---------- Brano proposto ----------

Il continuo susseguirsi di episodi di violenza nei confronti del personale sanitario rappresenta ormai una vera emergenza che non può più essere ignorata.
Quanto accaduto nelle ultime ore al pronto soccorso di Ragusa, dove un infermiere è rimasto ferito durante momenti di forte agitazione all’interno del reparto, dimostra ancora una volta quanto siano diventate insostenibili le condizioni di lavoro degli operatori, a dirlo è il Dirigente NurSind di Ragusa Fabio Castellino.
Il Nursind esprime piena solidarietà al collega coinvolto e condanna con assoluta fermezza qualsiasi forma di aggressione fisica o verbale contro chi ogni giorno garantisce assistenza ai cittadini tra enormi difficoltà.
Da troppo tempo denunciamo una situazione caratterizzata da carenza di personale, sovraffollamento, lunghe attese e assenza di adeguate misure di sicurezza. Gli infermieri sono lasciati soli a gestire tensioni sempre più frequenti, spesso senza strumenti adeguati e senza una reale protezione.

----------

## Esercizi da svolgere
a – Chi è il dirigente NurSind di Ragusa che si esprime nel brano sulle aggressioni al personale sanitario?
b – Trascrivi dal brano sulle aggressioni al personale sanitario il passo che va da "Il continuo susseguirsi" fino a "più essere ignorata." incluso.
c – Scrivi il seguito del brano sulle aggressioni al personale sanitario, partendo dopo la sua ultima frase.
Le righe riportate di seguito costituiscono un materiale a sé stante.

---------- Materiale di partenza ----------

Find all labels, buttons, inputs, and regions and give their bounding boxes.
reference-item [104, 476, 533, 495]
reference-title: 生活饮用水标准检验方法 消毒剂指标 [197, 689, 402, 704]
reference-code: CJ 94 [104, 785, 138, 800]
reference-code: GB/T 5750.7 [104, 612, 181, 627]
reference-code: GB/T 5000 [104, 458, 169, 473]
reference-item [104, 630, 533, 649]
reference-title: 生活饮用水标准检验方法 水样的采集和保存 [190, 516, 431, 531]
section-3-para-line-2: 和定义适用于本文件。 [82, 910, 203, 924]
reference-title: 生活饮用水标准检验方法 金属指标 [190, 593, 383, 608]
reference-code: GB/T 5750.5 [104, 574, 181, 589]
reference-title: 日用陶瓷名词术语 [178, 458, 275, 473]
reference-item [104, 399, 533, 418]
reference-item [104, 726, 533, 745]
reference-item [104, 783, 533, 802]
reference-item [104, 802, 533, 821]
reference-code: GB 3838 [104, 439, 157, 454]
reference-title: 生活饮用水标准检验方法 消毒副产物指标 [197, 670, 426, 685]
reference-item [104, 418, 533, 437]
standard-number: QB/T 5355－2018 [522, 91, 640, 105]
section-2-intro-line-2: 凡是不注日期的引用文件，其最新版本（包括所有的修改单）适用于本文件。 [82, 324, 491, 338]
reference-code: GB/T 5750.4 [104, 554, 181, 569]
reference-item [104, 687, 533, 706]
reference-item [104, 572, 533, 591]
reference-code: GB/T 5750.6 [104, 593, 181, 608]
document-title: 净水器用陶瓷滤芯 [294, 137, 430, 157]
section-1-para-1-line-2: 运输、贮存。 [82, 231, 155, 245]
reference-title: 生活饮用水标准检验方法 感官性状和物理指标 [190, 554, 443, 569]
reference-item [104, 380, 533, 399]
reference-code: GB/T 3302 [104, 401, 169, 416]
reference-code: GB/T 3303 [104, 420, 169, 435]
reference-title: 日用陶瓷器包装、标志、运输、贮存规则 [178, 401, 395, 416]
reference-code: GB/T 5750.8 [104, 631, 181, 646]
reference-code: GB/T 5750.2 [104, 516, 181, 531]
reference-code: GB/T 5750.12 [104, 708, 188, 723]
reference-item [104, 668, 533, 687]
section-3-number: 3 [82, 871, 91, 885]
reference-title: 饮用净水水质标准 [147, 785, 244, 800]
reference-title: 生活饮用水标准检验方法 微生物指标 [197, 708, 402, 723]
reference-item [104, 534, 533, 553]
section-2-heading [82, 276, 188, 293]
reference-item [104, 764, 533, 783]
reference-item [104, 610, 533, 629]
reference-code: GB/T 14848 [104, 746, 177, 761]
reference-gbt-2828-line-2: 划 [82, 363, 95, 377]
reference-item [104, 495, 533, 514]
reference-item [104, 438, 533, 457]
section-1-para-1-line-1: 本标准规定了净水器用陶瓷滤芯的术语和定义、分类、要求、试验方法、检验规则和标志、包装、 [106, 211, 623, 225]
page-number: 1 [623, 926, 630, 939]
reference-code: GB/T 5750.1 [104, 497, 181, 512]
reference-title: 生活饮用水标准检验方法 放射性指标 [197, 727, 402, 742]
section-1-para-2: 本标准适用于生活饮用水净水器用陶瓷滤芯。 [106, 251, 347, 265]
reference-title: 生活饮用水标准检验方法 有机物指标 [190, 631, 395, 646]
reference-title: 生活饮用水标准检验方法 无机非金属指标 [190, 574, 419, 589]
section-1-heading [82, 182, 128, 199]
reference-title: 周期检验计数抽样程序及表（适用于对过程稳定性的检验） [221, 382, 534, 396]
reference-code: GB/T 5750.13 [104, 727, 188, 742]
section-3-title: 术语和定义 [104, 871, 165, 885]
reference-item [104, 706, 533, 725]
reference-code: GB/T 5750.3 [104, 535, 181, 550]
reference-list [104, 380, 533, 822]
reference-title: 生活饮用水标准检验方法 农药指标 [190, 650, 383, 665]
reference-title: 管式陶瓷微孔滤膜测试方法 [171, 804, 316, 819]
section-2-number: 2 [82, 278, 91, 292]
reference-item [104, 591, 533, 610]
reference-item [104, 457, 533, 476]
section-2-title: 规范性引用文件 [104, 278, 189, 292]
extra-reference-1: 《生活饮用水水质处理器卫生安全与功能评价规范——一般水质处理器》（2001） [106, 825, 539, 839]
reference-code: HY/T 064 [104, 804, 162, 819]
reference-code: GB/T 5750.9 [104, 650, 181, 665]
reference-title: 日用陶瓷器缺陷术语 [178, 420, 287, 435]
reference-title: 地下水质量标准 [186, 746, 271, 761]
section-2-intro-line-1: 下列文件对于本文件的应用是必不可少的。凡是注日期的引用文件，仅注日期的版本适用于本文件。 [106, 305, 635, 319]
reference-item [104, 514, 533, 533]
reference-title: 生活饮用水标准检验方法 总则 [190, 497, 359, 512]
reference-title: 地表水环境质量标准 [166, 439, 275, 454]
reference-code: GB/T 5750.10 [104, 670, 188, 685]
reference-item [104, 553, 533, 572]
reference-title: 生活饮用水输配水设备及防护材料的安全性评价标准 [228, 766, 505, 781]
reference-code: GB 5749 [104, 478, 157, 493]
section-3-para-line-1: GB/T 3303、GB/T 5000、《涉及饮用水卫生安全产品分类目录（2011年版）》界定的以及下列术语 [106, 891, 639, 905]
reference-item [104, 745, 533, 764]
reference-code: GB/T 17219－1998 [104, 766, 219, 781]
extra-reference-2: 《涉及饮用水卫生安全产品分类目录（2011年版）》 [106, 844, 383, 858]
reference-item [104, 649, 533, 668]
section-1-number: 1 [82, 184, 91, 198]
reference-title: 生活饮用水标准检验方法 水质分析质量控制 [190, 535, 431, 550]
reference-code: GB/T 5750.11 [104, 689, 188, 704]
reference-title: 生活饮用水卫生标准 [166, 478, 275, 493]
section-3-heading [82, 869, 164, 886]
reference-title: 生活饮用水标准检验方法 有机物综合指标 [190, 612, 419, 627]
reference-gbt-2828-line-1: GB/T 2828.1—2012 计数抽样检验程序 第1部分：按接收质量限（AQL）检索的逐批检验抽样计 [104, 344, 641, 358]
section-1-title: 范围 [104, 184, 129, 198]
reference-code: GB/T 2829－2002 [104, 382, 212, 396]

----------

## Risposte fornite
a – Fabio Castellino.

b –
Il continuo susseguirsi di episodi di violenza nei confronti del personale sanitario rappresenta ormai una vera emergenza che non può più essere ignorata.

c –
L’ASP 7 Ragusa continua a sottovalutare il problema. Alle ripetute segnalazioni del sindacato non sono seguiti interventi concreti capaci di prevenire episodi che ormai si verificano con preoccupante regolarità. Non bastano dichiarazioni di circostanza dopo ogni aggressione: servono decisioni immediate e assunzione di responsabilità.
Non si può continuare ad aspettare che accada qualcosa di ancora più grave prima di intervenire. La tutela degli operatori sanitari deve diventare una priorità reale e non soltanto un argomento affrontato dopo l’ennesimo episodio di violenza.
Non è più accettabile che chi presta servizio in prima linea debba lavorare nella paura di subire aggressioni fisiche o verbali, commenta il Segretario Territoriale Giuseppe Savasta, vogliamo risposte immediate ed è per questo che abbiamo richiesto alla Direzione Strategica dell’ASP di Ragusa un incontro urgente.